== Problem statement ==
Retype the data below exactly; skip every image.
===== Data provided
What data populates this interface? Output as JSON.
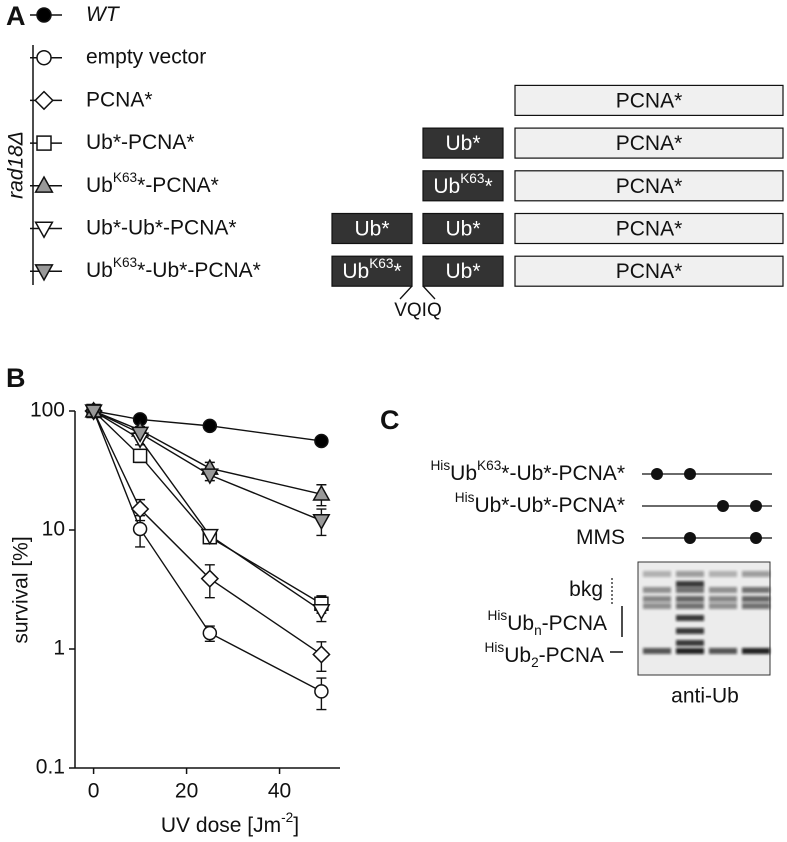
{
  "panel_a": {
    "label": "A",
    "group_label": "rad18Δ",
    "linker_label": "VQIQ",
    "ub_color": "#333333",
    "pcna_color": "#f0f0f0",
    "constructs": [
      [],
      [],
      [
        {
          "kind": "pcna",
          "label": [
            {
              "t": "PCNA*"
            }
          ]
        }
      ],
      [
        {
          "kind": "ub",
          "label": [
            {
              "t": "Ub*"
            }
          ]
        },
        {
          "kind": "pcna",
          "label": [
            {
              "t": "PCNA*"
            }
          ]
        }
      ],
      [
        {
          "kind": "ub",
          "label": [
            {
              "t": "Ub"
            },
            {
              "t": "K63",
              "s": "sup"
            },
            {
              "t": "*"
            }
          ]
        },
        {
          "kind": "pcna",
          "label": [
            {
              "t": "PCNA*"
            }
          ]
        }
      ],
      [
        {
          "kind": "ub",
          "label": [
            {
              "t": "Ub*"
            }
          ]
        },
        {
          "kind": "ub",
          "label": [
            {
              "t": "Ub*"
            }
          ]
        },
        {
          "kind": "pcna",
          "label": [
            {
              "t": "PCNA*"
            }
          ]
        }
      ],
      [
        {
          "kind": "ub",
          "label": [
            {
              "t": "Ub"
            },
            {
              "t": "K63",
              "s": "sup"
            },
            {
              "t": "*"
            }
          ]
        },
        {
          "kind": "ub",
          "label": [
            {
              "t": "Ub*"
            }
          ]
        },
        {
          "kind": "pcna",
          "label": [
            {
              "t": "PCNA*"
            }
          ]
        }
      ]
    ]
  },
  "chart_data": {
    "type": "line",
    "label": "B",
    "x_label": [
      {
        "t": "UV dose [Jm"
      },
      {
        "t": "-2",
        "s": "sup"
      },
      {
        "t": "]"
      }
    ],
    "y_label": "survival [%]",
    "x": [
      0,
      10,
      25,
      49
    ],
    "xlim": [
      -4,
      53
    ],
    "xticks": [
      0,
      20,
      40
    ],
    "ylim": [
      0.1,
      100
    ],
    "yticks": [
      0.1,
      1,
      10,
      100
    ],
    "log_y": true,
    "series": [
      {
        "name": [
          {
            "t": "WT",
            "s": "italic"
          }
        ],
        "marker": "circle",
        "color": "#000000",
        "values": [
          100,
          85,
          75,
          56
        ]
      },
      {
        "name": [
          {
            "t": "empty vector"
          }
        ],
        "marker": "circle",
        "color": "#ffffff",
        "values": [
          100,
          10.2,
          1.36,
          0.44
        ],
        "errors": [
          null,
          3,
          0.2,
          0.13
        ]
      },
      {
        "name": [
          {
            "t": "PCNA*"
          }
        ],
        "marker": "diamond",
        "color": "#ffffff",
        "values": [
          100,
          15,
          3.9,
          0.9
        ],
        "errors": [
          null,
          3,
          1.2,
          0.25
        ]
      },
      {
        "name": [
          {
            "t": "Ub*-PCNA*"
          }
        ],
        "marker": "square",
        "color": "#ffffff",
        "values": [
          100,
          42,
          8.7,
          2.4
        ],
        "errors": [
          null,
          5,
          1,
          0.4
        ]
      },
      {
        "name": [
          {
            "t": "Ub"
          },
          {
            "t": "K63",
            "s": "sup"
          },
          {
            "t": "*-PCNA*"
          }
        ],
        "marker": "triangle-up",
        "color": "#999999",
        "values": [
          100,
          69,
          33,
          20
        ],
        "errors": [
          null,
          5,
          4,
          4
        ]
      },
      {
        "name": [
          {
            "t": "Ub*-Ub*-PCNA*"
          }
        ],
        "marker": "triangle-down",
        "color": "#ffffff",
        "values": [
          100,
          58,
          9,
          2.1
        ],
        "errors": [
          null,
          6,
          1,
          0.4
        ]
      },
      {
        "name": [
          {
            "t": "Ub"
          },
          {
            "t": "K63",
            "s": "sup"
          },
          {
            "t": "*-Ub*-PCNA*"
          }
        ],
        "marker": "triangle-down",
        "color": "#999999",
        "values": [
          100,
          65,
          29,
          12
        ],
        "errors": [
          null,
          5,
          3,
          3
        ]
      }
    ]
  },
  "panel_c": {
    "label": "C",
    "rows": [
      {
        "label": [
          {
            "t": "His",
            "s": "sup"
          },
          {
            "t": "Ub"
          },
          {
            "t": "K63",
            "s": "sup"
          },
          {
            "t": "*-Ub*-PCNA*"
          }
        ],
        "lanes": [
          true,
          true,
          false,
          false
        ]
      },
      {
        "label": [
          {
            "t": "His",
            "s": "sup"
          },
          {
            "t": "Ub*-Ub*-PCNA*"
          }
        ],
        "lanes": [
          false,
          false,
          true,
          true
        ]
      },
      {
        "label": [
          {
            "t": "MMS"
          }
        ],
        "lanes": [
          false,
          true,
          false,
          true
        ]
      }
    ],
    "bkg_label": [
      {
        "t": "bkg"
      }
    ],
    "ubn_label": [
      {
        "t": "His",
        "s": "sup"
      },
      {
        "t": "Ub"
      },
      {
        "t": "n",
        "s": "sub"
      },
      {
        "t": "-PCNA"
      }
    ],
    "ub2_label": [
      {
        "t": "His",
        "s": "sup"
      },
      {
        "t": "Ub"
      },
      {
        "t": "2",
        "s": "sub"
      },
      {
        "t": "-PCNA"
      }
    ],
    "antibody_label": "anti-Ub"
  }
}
==========
== The answer ==
What data populates this interface? Output as JSON.
{
  "panel_a": {
    "label": "A",
    "group_label": "rad18Δ",
    "linker_label": "VQIQ",
    "ub_color": "#333333",
    "pcna_color": "#f0f0f0",
    "constructs": [
      [],
      [],
      [
        {
          "kind": "pcna",
          "label": [
            {
              "t": "PCNA*"
            }
          ]
        }
      ],
      [
        {
          "kind": "ub",
          "label": [
            {
              "t": "Ub*"
            }
          ]
        },
        {
          "kind": "pcna",
          "label": [
            {
              "t": "PCNA*"
            }
          ]
        }
      ],
      [
        {
          "kind": "ub",
          "label": [
            {
              "t": "Ub"
            },
            {
              "t": "K63",
              "s": "sup"
            },
            {
              "t": "*"
            }
          ]
        },
        {
          "kind": "pcna",
          "label": [
            {
              "t": "PCNA*"
            }
          ]
        }
      ],
      [
        {
          "kind": "ub",
          "label": [
            {
              "t": "Ub*"
            }
          ]
        },
        {
          "kind": "ub",
          "label": [
            {
              "t": "Ub*"
            }
          ]
        },
        {
          "kind": "pcna",
          "label": [
            {
              "t": "PCNA*"
            }
          ]
        }
      ],
      [
        {
          "kind": "ub",
          "label": [
            {
              "t": "Ub"
            },
            {
              "t": "K63",
              "s": "sup"
            },
            {
              "t": "*"
            }
          ]
        },
        {
          "kind": "ub",
          "label": [
            {
              "t": "Ub*"
            }
          ]
        },
        {
          "kind": "pcna",
          "label": [
            {
              "t": "PCNA*"
            }
          ]
        }
      ]
    ]
  },
  "chart_data": {
    "type": "line",
    "label": "B",
    "x_label": [
      {
        "t": "UV dose [Jm"
      },
      {
        "t": "-2",
        "s": "sup"
      },
      {
        "t": "]"
      }
    ],
    "y_label": "survival [%]",
    "x": [
      0,
      10,
      25,
      49
    ],
    "xlim": [
      -4,
      53
    ],
    "xticks": [
      0,
      20,
      40
    ],
    "ylim": [
      0.1,
      100
    ],
    "yticks": [
      0.1,
      1,
      10,
      100
    ],
    "log_y": true,
    "series": [
      {
        "name": [
          {
            "t": "WT",
            "s": "italic"
          }
        ],
        "marker": "circle",
        "color": "#000000",
        "values": [
          100,
          85,
          75,
          56
        ]
      },
      {
        "name": [
          {
            "t": "empty vector"
          }
        ],
        "marker": "circle",
        "color": "#ffffff",
        "values": [
          100,
          10.2,
          1.36,
          0.44
        ],
        "errors": [
          null,
          3,
          0.2,
          0.13
        ]
      },
      {
        "name": [
          {
            "t": "PCNA*"
          }
        ],
        "marker": "diamond",
        "color": "#ffffff",
        "values": [
          100,
          15,
          3.9,
          0.9
        ],
        "errors": [
          null,
          3,
          1.2,
          0.25
        ]
      },
      {
        "name": [
          {
            "t": "Ub*-PCNA*"
          }
        ],
        "marker": "square",
        "color": "#ffffff",
        "values": [
          100,
          42,
          8.7,
          2.4
        ],
        "errors": [
          null,
          5,
          1,
          0.4
        ]
      },
      {
        "name": [
          {
            "t": "Ub"
          },
          {
            "t": "K63",
            "s": "sup"
          },
          {
            "t": "*-PCNA*"
          }
        ],
        "marker": "triangle-up",
        "color": "#999999",
        "values": [
          100,
          69,
          33,
          20
        ],
        "errors": [
          null,
          5,
          4,
          4
        ]
      },
      {
        "name": [
          {
            "t": "Ub*-Ub*-PCNA*"
          }
        ],
        "marker": "triangle-down",
        "color": "#ffffff",
        "values": [
          100,
          58,
          9,
          2.1
        ],
        "errors": [
          null,
          6,
          1,
          0.4
        ]
      },
      {
        "name": [
          {
            "t": "Ub"
          },
          {
            "t": "K63",
            "s": "sup"
          },
          {
            "t": "*-Ub*-PCNA*"
          }
        ],
        "marker": "triangle-down",
        "color": "#999999",
        "values": [
          100,
          65,
          29,
          12
        ],
        "errors": [
          null,
          5,
          3,
          3
        ]
      }
    ]
  },
  "panel_c": {
    "label": "C",
    "rows": [
      {
        "label": [
          {
            "t": "His",
            "s": "sup"
          },
          {
            "t": "Ub"
          },
          {
            "t": "K63",
            "s": "sup"
          },
          {
            "t": "*-Ub*-PCNA*"
          }
        ],
        "lanes": [
          true,
          true,
          false,
          false
        ]
      },
      {
        "label": [
          {
            "t": "His",
            "s": "sup"
          },
          {
            "t": "Ub*-Ub*-PCNA*"
          }
        ],
        "lanes": [
          false,
          false,
          true,
          true
        ]
      },
      {
        "label": [
          {
            "t": "MMS"
          }
        ],
        "lanes": [
          false,
          true,
          false,
          true
        ]
      }
    ],
    "bkg_label": [
      {
        "t": "bkg"
      }
    ],
    "ubn_label": [
      {
        "t": "His",
        "s": "sup"
      },
      {
        "t": "Ub"
      },
      {
        "t": "n",
        "s": "sub"
      },
      {
        "t": "-PCNA"
      }
    ],
    "ub2_label": [
      {
        "t": "His",
        "s": "sup"
      },
      {
        "t": "Ub"
      },
      {
        "t": "2",
        "s": "sub"
      },
      {
        "t": "-PCNA"
      }
    ],
    "antibody_label": "anti-Ub"
  }
}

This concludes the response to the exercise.